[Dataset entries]
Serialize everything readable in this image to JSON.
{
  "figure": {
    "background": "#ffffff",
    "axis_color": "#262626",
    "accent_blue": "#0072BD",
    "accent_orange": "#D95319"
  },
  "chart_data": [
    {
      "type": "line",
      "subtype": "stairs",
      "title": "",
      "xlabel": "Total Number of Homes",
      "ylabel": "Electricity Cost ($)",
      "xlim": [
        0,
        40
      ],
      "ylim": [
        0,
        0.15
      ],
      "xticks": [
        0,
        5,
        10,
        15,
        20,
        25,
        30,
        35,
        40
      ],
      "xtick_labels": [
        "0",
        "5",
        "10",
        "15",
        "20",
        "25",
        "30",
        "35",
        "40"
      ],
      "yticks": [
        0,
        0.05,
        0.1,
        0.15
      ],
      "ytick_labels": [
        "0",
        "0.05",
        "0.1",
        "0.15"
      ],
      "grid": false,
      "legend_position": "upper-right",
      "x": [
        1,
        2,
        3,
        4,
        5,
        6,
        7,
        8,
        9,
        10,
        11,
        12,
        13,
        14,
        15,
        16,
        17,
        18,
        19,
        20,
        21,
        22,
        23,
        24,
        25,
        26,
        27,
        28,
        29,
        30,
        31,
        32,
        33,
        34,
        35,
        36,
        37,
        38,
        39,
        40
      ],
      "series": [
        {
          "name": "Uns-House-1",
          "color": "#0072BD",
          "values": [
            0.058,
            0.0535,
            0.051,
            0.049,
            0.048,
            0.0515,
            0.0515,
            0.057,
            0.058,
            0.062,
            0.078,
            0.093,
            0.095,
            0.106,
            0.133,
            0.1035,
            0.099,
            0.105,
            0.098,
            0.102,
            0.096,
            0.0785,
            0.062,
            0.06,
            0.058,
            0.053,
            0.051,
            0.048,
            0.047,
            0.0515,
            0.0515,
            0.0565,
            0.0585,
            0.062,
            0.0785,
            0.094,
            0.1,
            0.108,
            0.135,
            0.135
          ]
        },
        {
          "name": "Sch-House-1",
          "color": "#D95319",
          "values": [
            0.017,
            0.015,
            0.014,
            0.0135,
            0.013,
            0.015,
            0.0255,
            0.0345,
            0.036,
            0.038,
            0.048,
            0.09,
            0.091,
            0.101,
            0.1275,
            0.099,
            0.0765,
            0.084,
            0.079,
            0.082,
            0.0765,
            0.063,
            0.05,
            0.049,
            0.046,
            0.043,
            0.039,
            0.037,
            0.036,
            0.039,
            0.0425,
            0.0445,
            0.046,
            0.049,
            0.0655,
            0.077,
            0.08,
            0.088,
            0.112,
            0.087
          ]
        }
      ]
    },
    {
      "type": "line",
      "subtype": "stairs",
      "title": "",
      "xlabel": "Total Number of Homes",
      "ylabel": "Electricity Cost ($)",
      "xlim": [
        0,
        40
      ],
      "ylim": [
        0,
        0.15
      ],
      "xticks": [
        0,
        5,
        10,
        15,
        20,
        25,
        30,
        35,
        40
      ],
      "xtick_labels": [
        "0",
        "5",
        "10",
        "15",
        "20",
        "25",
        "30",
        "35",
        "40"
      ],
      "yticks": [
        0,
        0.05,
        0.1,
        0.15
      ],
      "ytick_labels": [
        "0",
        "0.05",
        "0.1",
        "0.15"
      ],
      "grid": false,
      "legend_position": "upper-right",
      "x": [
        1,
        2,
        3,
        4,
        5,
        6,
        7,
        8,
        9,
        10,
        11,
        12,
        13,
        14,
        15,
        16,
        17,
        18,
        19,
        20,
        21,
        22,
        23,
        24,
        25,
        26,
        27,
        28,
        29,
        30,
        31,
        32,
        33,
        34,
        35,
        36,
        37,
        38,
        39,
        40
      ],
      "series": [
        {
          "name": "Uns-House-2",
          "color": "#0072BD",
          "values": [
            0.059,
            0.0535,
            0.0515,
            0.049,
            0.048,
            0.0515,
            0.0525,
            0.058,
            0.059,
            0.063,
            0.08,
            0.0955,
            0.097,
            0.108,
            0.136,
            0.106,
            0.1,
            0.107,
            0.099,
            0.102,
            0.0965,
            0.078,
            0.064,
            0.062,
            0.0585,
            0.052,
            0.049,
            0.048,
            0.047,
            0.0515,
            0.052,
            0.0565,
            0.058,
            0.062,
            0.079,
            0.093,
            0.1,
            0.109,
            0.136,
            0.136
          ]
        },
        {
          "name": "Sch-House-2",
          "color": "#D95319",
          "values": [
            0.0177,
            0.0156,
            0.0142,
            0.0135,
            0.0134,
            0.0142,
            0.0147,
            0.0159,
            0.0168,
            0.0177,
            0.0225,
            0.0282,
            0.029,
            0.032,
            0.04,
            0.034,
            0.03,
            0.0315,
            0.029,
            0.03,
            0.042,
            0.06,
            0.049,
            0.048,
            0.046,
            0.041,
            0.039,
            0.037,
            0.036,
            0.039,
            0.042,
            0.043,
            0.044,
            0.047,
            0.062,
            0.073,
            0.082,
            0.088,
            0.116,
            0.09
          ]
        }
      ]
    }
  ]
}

CHALLENGE: List every line above containing the word "House".

FULL ANSWER:
          "name": "Uns-House-1",
          "name": "Sch-House-1",
          "name": "Uns-House-2",
          "name": "Sch-House-2",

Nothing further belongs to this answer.